START EXTRACTED RECORDS

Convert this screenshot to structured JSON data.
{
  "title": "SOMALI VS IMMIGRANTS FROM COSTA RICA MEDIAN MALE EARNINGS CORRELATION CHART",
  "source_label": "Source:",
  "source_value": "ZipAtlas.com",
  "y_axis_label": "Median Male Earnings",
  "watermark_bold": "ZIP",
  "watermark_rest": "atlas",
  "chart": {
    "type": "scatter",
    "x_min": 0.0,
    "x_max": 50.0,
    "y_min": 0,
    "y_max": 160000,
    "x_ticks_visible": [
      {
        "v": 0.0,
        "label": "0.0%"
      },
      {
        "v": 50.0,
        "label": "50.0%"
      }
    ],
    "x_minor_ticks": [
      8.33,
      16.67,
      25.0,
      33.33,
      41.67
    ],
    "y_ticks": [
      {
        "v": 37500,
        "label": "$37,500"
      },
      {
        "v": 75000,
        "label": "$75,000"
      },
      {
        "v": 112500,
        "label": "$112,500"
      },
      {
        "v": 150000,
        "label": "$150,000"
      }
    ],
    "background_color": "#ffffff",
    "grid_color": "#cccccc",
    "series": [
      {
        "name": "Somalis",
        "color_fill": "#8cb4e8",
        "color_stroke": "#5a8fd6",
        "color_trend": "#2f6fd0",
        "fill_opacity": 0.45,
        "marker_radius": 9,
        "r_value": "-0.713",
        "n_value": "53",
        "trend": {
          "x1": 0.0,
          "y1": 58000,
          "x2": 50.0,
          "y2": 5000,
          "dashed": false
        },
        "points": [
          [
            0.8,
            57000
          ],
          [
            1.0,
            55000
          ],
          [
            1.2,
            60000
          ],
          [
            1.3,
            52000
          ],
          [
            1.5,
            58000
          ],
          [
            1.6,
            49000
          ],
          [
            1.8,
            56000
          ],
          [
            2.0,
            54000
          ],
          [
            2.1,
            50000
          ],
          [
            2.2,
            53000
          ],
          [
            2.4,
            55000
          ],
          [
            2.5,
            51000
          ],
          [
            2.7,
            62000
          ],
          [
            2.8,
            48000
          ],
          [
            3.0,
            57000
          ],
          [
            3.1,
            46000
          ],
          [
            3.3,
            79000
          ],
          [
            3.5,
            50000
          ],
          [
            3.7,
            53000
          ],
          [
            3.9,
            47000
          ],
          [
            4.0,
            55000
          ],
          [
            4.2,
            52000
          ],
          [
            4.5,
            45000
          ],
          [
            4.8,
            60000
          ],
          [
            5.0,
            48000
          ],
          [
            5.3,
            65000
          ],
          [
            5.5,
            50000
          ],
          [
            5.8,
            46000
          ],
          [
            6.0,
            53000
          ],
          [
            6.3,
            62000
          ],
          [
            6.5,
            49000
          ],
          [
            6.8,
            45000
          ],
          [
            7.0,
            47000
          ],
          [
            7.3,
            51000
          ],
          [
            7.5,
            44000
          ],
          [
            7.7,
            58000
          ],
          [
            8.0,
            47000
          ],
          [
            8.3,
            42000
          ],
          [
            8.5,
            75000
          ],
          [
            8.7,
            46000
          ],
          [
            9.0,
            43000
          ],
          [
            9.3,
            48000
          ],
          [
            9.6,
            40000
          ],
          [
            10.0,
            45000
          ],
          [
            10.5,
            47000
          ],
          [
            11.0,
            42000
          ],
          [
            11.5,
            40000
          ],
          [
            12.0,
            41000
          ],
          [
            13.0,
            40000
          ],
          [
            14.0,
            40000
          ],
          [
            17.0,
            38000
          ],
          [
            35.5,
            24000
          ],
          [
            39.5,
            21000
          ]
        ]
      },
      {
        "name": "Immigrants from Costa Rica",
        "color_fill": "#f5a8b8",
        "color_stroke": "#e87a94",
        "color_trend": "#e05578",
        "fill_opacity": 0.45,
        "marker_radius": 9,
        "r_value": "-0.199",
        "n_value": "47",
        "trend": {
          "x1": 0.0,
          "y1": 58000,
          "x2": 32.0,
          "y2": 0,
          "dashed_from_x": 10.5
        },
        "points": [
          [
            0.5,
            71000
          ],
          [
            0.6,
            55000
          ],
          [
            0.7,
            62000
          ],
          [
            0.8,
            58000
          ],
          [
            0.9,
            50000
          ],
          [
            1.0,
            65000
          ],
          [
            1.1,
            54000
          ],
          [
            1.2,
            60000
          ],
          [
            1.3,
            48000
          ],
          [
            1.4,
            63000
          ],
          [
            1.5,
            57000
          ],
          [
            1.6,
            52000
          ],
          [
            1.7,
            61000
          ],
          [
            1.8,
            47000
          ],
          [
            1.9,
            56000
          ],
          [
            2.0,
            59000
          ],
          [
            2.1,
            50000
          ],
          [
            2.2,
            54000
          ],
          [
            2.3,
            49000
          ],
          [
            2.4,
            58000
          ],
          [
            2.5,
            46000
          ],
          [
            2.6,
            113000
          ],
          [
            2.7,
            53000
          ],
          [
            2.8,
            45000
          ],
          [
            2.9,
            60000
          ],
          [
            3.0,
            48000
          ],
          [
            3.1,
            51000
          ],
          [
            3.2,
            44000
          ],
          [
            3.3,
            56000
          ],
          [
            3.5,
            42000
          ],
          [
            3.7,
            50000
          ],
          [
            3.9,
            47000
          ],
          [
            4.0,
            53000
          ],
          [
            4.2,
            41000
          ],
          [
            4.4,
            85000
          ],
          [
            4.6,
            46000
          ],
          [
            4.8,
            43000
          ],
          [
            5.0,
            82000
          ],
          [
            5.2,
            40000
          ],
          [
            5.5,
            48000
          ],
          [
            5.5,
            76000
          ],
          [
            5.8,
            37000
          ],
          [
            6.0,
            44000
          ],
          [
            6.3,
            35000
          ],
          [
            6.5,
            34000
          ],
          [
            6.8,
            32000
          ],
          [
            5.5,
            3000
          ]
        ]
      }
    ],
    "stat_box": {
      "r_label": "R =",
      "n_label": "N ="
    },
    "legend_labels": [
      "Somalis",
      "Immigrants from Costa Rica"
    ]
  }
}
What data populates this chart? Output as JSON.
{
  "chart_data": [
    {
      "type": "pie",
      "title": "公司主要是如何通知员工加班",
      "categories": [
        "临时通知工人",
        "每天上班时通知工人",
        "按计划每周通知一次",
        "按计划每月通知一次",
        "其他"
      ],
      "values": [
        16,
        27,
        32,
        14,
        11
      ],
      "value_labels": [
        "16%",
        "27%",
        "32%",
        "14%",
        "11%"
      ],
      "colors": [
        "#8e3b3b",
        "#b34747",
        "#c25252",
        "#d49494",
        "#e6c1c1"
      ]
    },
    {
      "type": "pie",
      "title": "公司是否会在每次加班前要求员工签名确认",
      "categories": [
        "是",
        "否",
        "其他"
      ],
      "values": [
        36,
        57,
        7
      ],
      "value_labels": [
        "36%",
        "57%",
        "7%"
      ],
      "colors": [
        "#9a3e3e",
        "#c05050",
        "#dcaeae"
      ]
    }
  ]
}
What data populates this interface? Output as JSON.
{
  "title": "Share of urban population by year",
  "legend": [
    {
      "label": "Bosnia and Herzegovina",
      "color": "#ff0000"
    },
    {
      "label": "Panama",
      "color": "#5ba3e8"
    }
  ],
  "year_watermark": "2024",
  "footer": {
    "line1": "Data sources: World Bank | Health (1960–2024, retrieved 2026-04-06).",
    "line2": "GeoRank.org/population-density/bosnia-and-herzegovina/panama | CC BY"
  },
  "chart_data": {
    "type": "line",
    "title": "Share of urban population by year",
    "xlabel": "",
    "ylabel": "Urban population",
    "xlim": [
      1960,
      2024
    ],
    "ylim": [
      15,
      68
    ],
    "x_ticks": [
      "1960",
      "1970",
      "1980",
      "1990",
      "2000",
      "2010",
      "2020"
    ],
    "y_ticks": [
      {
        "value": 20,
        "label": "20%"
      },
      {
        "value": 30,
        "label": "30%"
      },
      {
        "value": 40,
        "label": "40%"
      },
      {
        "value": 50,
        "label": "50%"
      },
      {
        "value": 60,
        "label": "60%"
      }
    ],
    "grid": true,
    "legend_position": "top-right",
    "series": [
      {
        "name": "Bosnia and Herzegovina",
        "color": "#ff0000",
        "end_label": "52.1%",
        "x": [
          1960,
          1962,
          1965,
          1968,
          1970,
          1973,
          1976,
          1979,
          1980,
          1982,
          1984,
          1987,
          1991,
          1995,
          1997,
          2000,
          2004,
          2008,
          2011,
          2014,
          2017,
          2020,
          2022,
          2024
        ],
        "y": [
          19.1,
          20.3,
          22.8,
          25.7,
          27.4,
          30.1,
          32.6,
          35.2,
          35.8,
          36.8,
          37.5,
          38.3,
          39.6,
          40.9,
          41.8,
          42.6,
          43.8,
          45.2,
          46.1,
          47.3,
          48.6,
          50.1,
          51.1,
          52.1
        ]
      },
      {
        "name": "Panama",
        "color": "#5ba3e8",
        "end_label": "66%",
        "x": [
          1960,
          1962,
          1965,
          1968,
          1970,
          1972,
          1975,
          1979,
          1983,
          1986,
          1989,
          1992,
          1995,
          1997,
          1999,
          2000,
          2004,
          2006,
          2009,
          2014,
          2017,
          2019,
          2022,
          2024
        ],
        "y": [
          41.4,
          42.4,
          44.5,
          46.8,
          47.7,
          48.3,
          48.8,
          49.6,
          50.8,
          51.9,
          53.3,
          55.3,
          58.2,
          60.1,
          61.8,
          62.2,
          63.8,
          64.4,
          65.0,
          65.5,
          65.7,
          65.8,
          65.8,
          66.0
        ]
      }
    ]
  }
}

END EXTRACTED RECORDS

▶ [WHAT IS ASKED]
Read through the lines above and collect those that contain the string "type".

▶ [TASK SOLUTION]
    "type": "scatter",
      "type": "pie",
      "type": "pie",
    "type": "line",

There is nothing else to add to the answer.